• **PROBLEM TO WORK ON**: Tally up the lines that include "Aldeane" and state that number by itself.

• **DATA**:
- - -
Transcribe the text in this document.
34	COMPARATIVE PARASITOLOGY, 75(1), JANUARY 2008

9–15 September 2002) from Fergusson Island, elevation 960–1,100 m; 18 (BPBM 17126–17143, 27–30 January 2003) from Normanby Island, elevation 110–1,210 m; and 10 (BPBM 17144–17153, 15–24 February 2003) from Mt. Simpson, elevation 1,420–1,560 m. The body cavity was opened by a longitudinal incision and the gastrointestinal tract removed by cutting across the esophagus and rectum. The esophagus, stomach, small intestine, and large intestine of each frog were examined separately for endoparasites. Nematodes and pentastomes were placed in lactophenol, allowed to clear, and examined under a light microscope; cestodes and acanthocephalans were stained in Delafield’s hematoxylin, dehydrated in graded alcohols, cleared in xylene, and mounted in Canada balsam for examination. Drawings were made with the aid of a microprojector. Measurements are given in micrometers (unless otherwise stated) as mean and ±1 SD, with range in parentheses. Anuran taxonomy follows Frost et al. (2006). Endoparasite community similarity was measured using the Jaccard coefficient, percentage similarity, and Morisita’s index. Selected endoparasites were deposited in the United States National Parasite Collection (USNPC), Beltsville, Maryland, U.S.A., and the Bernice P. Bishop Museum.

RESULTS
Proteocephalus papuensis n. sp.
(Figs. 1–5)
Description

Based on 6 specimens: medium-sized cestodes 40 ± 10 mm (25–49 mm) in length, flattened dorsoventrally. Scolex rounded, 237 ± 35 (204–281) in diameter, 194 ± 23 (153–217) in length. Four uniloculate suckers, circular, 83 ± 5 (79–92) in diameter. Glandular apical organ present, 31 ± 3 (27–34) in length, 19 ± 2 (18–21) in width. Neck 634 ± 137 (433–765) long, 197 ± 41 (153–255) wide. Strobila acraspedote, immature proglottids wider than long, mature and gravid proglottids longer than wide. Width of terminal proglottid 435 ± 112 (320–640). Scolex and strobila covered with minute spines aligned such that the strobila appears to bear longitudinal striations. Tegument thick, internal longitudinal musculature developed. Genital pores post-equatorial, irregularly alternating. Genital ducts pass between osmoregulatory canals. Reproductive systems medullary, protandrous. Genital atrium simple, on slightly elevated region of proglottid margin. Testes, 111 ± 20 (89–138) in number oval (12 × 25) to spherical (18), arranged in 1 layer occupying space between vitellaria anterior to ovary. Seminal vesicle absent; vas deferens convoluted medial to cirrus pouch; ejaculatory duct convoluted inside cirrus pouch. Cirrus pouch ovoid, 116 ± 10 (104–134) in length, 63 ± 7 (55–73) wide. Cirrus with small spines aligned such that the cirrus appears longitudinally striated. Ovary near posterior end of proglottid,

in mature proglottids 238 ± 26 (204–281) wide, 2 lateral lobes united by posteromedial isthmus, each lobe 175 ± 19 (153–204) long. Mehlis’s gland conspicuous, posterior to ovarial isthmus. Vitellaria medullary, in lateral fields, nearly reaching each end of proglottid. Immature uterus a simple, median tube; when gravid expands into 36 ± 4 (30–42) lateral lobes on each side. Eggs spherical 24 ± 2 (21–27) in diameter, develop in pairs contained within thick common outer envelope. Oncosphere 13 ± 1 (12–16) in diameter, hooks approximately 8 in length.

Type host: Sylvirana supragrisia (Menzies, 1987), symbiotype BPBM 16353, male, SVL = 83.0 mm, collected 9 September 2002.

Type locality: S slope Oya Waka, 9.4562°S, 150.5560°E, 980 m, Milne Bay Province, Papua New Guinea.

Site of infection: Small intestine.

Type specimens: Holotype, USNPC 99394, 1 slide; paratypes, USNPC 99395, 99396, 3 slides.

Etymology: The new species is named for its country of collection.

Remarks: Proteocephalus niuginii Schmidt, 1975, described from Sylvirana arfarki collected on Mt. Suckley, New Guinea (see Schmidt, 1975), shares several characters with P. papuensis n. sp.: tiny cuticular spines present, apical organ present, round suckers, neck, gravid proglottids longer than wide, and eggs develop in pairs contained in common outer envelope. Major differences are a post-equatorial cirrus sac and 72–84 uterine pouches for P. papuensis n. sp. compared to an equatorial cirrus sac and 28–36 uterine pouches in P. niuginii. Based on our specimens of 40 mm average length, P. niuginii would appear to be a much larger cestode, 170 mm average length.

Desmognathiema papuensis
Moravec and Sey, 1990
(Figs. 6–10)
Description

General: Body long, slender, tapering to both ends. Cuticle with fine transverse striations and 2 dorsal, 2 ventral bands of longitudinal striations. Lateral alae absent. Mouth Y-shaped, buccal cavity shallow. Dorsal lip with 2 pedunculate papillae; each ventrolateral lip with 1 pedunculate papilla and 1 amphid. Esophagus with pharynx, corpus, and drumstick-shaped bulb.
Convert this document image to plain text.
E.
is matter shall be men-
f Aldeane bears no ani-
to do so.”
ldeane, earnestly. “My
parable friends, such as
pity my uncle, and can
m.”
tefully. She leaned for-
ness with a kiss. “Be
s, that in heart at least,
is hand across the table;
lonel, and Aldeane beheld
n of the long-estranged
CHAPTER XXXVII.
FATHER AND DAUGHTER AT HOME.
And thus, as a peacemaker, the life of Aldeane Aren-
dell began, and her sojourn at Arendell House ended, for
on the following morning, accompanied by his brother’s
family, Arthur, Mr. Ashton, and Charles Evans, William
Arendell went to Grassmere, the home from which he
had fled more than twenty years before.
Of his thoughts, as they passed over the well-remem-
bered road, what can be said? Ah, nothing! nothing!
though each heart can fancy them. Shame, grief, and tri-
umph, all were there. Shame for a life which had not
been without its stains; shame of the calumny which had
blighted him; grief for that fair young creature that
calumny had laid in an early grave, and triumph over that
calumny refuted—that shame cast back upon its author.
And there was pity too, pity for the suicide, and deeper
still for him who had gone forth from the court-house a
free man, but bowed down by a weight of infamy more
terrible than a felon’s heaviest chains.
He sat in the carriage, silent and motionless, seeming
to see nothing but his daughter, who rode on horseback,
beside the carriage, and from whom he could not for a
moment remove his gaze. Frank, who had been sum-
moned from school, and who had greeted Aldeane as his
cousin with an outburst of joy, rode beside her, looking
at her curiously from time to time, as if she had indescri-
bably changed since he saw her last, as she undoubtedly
- - -
• **RESULT FOR THIS EXERCISE**: 4